*Stated goal*. Find each line with the word "randstad" in it, then give the total alone.

■ ■ ■ ■ ■

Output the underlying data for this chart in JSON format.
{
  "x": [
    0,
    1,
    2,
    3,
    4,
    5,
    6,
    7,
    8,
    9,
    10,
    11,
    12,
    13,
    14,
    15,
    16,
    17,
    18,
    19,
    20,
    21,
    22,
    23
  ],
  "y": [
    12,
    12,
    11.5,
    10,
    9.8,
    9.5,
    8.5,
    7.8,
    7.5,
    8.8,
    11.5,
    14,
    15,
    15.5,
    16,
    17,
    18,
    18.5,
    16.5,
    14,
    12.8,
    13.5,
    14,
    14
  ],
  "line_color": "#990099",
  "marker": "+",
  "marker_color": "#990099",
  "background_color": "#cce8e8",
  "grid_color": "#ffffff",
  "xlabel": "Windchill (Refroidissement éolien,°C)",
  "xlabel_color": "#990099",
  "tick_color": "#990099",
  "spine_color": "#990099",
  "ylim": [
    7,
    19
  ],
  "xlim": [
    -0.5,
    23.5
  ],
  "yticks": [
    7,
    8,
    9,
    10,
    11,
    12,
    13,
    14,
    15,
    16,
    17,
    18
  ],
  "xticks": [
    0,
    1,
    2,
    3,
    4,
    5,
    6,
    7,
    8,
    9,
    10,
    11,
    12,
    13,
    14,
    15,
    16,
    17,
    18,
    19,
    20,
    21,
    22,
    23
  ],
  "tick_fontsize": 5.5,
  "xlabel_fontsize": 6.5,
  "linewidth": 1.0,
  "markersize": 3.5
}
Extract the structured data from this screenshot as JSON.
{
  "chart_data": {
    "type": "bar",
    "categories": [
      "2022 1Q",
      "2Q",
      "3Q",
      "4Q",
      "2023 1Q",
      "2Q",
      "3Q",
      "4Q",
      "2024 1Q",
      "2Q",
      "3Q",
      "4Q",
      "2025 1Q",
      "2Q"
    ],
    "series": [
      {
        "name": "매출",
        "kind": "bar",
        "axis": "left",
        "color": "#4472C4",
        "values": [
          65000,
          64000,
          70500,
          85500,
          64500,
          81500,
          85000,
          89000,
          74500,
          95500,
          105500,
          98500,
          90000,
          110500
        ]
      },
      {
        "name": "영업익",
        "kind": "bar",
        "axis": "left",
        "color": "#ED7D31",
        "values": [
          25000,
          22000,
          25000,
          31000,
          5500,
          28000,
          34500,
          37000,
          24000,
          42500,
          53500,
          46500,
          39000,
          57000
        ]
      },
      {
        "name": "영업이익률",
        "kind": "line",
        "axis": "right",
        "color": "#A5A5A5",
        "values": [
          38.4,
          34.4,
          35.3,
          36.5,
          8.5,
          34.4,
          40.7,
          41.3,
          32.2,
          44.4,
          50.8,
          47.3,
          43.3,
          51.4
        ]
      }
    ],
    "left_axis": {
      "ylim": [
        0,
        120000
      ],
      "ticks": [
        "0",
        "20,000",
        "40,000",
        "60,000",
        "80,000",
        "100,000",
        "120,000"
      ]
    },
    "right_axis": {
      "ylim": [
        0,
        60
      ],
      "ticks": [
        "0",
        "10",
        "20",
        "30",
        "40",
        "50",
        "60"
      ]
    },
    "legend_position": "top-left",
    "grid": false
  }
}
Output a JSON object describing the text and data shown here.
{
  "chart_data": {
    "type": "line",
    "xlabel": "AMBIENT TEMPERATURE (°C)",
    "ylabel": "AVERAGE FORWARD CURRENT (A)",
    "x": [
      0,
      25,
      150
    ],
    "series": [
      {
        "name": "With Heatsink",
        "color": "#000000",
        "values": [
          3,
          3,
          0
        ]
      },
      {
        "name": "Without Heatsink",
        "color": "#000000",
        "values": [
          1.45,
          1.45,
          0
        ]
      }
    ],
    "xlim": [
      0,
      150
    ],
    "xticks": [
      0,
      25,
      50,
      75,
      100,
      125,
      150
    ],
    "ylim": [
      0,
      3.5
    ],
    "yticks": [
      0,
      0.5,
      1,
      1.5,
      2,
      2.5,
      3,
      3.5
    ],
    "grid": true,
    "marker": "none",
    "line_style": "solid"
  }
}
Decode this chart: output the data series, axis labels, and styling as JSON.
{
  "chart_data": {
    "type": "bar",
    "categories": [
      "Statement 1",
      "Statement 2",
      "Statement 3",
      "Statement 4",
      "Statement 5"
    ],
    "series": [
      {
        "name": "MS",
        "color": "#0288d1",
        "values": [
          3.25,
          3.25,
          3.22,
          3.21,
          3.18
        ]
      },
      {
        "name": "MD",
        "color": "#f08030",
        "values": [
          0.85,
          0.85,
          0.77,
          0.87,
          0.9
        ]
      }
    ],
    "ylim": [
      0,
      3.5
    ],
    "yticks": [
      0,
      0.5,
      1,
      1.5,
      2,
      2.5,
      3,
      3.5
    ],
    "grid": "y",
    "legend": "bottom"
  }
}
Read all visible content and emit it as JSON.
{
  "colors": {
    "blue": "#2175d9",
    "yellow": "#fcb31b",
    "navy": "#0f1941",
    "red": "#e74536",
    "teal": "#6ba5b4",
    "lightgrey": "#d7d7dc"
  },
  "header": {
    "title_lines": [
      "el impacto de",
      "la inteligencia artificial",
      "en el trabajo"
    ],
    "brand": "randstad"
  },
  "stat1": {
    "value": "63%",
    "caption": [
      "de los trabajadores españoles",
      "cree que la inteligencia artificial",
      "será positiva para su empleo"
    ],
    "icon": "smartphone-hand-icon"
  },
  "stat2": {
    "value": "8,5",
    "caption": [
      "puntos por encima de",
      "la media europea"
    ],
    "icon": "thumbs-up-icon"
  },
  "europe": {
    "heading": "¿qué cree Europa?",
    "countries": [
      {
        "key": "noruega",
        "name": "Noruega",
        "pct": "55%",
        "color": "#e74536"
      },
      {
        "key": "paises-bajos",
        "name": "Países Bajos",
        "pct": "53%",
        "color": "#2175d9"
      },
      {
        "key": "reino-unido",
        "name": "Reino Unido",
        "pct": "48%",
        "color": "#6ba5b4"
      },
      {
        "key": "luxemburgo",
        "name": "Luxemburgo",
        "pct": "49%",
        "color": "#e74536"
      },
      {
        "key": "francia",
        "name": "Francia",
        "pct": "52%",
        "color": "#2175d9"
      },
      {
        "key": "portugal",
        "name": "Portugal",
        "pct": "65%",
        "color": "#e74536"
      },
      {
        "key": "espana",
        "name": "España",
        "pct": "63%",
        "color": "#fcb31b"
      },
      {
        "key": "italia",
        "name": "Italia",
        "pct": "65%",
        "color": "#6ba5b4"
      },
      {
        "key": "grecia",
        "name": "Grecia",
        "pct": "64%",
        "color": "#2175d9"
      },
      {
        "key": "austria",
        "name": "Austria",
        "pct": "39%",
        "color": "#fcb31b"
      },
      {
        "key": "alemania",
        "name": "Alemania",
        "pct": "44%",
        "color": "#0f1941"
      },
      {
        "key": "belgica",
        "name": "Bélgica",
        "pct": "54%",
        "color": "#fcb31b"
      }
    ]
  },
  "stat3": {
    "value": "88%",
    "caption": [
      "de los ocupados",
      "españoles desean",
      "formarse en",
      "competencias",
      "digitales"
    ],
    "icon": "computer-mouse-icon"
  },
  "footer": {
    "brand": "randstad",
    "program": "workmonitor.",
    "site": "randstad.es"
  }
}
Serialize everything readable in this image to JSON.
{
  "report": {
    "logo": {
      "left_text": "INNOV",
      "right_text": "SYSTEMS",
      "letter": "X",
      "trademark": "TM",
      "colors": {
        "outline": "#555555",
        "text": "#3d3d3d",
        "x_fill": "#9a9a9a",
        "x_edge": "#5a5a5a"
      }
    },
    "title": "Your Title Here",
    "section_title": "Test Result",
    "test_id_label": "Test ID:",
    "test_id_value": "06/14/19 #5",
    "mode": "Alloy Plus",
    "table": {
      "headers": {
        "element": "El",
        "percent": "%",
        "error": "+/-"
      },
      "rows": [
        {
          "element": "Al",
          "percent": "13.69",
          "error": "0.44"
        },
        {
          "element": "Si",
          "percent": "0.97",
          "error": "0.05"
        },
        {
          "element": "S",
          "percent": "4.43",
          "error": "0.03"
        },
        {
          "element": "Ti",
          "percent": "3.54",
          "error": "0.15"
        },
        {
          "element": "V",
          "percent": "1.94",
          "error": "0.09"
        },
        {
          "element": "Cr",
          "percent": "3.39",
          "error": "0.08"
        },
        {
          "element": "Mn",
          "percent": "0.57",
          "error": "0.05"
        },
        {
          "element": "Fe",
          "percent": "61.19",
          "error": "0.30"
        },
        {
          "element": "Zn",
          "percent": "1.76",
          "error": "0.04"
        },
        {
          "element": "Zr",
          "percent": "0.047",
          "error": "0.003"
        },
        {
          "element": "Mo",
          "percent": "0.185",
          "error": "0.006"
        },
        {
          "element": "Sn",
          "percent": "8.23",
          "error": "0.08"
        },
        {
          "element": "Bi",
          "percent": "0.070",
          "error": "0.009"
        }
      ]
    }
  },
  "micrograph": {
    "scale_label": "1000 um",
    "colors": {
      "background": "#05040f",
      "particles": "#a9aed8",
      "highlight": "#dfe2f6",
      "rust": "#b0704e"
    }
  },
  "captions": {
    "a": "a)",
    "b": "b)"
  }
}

■ ■ ■ ■ ■

*Complete output*. 3